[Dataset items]
--------

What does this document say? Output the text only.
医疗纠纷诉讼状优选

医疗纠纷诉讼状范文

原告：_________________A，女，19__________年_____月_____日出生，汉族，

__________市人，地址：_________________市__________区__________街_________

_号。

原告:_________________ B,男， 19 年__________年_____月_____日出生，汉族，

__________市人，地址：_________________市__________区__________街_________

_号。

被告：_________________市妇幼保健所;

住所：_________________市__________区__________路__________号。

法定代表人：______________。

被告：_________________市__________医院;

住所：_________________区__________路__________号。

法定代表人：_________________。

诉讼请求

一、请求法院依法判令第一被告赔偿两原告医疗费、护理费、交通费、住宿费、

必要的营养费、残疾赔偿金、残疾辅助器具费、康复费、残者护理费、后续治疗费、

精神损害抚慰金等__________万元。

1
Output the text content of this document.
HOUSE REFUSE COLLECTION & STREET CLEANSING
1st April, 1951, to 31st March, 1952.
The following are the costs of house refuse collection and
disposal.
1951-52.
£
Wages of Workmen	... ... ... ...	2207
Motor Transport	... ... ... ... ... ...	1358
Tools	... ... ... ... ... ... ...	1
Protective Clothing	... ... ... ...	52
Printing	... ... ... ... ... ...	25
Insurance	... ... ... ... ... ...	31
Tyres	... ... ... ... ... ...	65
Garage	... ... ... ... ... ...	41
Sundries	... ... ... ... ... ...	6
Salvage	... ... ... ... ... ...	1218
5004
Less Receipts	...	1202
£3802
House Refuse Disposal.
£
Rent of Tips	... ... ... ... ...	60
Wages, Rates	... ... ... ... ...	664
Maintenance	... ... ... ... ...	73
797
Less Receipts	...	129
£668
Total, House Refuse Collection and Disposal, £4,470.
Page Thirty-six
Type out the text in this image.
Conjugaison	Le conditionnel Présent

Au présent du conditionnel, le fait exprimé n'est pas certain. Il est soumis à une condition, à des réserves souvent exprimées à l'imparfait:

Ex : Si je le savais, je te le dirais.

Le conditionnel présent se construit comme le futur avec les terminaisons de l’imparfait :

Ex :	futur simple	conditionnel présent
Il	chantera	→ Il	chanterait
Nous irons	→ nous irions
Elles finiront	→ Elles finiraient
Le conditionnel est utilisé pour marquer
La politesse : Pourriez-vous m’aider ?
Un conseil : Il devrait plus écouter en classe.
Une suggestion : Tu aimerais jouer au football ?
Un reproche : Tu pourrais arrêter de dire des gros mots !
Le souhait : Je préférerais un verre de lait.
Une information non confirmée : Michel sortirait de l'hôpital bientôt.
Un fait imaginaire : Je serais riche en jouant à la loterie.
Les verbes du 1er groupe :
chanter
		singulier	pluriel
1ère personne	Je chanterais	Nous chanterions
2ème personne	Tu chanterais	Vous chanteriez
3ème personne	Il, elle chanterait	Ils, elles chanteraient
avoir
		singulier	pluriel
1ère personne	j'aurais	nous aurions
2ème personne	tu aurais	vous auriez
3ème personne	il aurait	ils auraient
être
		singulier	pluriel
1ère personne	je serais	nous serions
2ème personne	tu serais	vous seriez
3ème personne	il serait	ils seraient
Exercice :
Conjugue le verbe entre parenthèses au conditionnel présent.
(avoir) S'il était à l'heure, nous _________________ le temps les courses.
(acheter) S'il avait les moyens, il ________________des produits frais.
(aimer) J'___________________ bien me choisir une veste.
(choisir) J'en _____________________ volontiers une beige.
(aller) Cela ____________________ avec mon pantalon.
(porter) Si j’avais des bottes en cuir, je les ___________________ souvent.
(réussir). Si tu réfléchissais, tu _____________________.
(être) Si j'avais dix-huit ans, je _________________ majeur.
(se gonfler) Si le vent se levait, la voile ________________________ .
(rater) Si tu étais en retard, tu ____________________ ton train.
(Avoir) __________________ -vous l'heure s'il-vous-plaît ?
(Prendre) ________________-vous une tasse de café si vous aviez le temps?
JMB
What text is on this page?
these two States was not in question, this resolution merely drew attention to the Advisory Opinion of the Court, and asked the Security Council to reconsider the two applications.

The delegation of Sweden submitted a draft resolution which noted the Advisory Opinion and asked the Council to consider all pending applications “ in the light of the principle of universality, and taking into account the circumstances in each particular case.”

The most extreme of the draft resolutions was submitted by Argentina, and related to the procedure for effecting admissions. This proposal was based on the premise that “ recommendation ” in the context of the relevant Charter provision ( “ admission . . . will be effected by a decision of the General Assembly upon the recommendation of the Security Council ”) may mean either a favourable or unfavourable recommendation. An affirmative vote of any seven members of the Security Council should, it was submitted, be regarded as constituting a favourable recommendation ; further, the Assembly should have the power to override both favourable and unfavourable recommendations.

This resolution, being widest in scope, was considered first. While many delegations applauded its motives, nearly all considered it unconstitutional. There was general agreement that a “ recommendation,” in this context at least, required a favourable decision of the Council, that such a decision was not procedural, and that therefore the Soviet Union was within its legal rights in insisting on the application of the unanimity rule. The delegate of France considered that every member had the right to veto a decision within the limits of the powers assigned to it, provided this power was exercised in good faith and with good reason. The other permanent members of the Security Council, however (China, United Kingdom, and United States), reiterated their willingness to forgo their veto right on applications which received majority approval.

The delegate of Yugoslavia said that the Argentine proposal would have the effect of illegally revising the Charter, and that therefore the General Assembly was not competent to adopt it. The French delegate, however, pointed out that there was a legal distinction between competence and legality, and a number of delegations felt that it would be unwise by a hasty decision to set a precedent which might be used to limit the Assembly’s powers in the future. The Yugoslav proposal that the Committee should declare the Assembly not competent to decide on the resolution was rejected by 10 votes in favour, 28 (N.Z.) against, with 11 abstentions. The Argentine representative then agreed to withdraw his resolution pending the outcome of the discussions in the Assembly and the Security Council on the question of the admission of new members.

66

--------

**Exercise directions**
Repeat the data precisely, line by line.

**Final result**
What does this document say? Output the text only.
医疗纠纷诉讼状优选

医疗纠纷诉讼状范文

原告：_________________A，女，19__________年_____月_____日出生，汉族，

__________市人，地址：_________________市__________区__________街_________

_号。

原告:_________________ B,男， 19 年__________年_____月_____日出生，汉族，

__________市人，地址：_________________市__________区__________街_________

_号。

被告：_________________市妇幼保健所;

住所：_________________市__________区__________路__________号。

法定代表人：______________。

被告：_________________市__________医院;

住所：_________________区__________路__________号。

法定代表人：_________________。

诉讼请求

一、请求法院依法判令第一被告赔偿两原告医疗费、护理费、交通费、住宿费、

必要的营养费、残疾赔偿金、残疾辅助器具费、康复费、残者护理费、后续治疗费、

精神损害抚慰金等__________万元。

1
Output the text content of this document.
HOUSE REFUSE COLLECTION & STREET CLEANSING
1st April, 1951, to 31st March, 1952.
The following are the costs of house refuse collection and
disposal.
1951-52.
£
Wages of Workmen	... ... ... ...	2207
Motor Transport	... ... ... ... ... ...	1358
Tools	... ... ... ... ... ... ...	1
Protective Clothing	... ... ... ...	52
Printing	... ... ... ... ... ...	25
Insurance	... ... ... ... ... ...	31
Tyres	... ... ... ... ... ...	65
Garage	... ... ... ... ... ...	41
Sundries	... ... ... ... ... ...	6
Salvage	... ... ... ... ... ...	1218
5004
Less Receipts	...	1202
£3802
House Refuse Disposal.
£
Rent of Tips	... ... ... ... ...	60
Wages, Rates	... ... ... ... ...	664
Maintenance	... ... ... ... ...	73
797
Less Receipts	...	129
£668
Total, House Refuse Collection and Disposal, £4,470.
Page Thirty-six
Type out the text in this image.
Conjugaison	Le conditionnel Présent

Au présent du conditionnel, le fait exprimé n'est pas certain. Il est soumis à une condition, à des réserves souvent exprimées à l'imparfait:

Ex : Si je le savais, je te le dirais.

Le conditionnel présent se construit comme le futur avec les terminaisons de l’imparfait :

Ex :	futur simple	conditionnel présent
Il	chantera	→ Il	chanterait
Nous irons	→ nous irions
Elles finiront	→ Elles finiraient
Le conditionnel est utilisé pour marquer
La politesse : Pourriez-vous m’aider ?
Un conseil : Il devrait plus écouter en classe.
Une suggestion : Tu aimerais jouer au football ?
Un reproche : Tu pourrais arrêter de dire des gros mots !
Le souhait : Je préférerais un verre de lait.
Une information non confirmée : Michel sortirait de l'hôpital bientôt.
Un fait imaginaire : Je serais riche en jouant à la loterie.
Les verbes du 1er groupe :
chanter
		singulier	pluriel
1ère personne	Je chanterais	Nous chanterions
2ème personne	Tu chanterais	Vous chanteriez
3ème personne	Il, elle chanterait	Ils, elles chanteraient
avoir
		singulier	pluriel
1ère personne	j'aurais	nous aurions
2ème personne	tu aurais	vous auriez
3ème personne	il aurait	ils auraient
être
		singulier	pluriel
1ère personne	je serais	nous serions
2ème personne	tu serais	vous seriez
3ème personne	il serait	ils seraient
Exercice :
Conjugue le verbe entre parenthèses au conditionnel présent.
(avoir) S'il était à l'heure, nous _________________ le temps les courses.
(acheter) S'il avait les moyens, il ________________des produits frais.
(aimer) J'___________________ bien me choisir une veste.
(choisir) J'en _____________________ volontiers une beige.
(aller) Cela ____________________ avec mon pantalon.
(porter) Si j’avais des bottes en cuir, je les ___________________ souvent.
(réussir). Si tu réfléchissais, tu _____________________.
(être) Si j'avais dix-huit ans, je _________________ majeur.
(se gonfler) Si le vent se levait, la voile ________________________ .
(rater) Si tu étais en retard, tu ____________________ ton train.
(Avoir) __________________ -vous l'heure s'il-vous-plaît ?
(Prendre) ________________-vous une tasse de café si vous aviez le temps?
JMB
What text is on this page?
these two States was not in question, this resolution merely drew attention to the Advisory Opinion of the Court, and asked the Security Council to reconsider the two applications.

The delegation of Sweden submitted a draft resolution which noted the Advisory Opinion and asked the Council to consider all pending applications “ in the light of the principle of universality, and taking into account the circumstances in each particular case.”

The most extreme of the draft resolutions was submitted by Argentina, and related to the procedure for effecting admissions. This proposal was based on the premise that “ recommendation ” in the context of the relevant Charter provision ( “ admission . . . will be effected by a decision of the General Assembly upon the recommendation of the Security Council ”) may mean either a favourable or unfavourable recommendation. An affirmative vote of any seven members of the Security Council should, it was submitted, be regarded as constituting a favourable recommendation ; further, the Assembly should have the power to override both favourable and unfavourable recommendations.

This resolution, being widest in scope, was considered first. While many delegations applauded its motives, nearly all considered it unconstitutional. There was general agreement that a “ recommendation,” in this context at least, required a favourable decision of the Council, that such a decision was not procedural, and that therefore the Soviet Union was within its legal rights in insisting on the application of the unanimity rule. The delegate of France considered that every member had the right to veto a decision within the limits of the powers assigned to it, provided this power was exercised in good faith and with good reason. The other permanent members of the Security Council, however (China, United Kingdom, and United States), reiterated their willingness to forgo their veto right on applications which received majority approval.

The delegate of Yugoslavia said that the Argentine proposal would have the effect of illegally revising the Charter, and that therefore the General Assembly was not competent to adopt it. The French delegate, however, pointed out that there was a legal distinction between competence and legality, and a number of delegations felt that it would be unwise by a hasty decision to set a precedent which might be used to limit the Assembly’s powers in the future. The Yugoslav proposal that the Committee should declare the Assembly not competent to decide on the resolution was rejected by 10 votes in favour, 28 (N.Z.) against, with 11 abstentions. The Argentine representative then agreed to withdraw his resolution pending the outcome of the discussions in the Assembly and the Security Council on the question of the admission of new members.

66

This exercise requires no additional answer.